## TASK:
Only the number is wanted: how many lines of the data contain "name"?

==================================================

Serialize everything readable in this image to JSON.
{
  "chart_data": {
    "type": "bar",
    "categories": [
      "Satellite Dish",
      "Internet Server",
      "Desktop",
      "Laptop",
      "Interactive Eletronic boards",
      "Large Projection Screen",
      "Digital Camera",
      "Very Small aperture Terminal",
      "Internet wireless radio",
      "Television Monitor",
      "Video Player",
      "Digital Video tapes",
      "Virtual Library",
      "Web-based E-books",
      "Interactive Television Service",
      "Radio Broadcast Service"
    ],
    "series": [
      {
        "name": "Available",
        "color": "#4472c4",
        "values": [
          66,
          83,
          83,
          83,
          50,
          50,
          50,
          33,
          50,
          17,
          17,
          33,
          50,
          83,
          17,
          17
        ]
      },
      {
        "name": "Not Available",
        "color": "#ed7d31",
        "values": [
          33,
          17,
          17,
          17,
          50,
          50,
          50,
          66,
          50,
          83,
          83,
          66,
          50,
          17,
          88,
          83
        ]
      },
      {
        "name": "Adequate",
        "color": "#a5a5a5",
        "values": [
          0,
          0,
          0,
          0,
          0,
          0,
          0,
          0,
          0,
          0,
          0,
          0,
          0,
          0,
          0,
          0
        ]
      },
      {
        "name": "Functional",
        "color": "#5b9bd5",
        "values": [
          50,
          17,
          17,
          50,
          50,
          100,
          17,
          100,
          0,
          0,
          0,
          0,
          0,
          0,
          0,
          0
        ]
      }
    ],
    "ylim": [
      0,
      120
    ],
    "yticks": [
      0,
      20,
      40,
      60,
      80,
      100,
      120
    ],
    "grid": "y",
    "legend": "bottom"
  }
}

==================================================

## OUTPUT OF THE TASK:
4